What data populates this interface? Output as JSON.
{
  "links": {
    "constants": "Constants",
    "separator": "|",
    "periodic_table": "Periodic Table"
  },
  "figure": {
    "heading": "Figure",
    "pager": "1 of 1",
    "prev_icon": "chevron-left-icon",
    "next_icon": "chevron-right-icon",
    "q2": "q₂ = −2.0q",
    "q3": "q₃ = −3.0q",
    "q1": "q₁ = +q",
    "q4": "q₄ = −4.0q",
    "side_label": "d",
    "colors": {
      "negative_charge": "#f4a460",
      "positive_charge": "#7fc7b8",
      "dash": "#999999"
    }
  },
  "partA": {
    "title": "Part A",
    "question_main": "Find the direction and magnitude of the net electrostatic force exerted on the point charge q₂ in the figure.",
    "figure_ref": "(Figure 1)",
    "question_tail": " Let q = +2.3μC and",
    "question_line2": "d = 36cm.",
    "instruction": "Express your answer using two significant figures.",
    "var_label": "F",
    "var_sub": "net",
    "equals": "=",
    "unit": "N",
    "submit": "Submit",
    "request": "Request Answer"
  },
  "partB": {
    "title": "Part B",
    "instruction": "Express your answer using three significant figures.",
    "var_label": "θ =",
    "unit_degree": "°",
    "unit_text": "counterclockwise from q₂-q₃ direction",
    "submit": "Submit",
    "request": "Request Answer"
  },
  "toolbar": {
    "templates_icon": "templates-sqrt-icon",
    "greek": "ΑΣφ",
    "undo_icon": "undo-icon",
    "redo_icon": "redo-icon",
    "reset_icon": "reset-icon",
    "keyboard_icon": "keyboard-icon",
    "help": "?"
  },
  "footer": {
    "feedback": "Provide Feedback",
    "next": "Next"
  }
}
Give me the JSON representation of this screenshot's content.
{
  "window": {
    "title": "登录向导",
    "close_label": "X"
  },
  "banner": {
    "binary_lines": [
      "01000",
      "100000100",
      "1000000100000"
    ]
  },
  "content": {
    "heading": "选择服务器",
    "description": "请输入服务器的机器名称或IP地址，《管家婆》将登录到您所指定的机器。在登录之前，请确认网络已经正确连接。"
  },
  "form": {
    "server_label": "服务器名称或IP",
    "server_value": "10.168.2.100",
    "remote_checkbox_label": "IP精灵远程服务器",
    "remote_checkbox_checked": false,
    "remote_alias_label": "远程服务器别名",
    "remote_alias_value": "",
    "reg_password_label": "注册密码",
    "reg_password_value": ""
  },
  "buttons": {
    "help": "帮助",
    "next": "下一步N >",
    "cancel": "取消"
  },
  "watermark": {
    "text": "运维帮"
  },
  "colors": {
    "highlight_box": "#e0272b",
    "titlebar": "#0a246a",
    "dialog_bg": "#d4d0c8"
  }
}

=== The exercise ===
Copy each line above containing the string "figures".

=== Correct response ===
    "instruction": "Express your answer using two significant figures.",
    "instruction": "Express your answer using three significant figures.",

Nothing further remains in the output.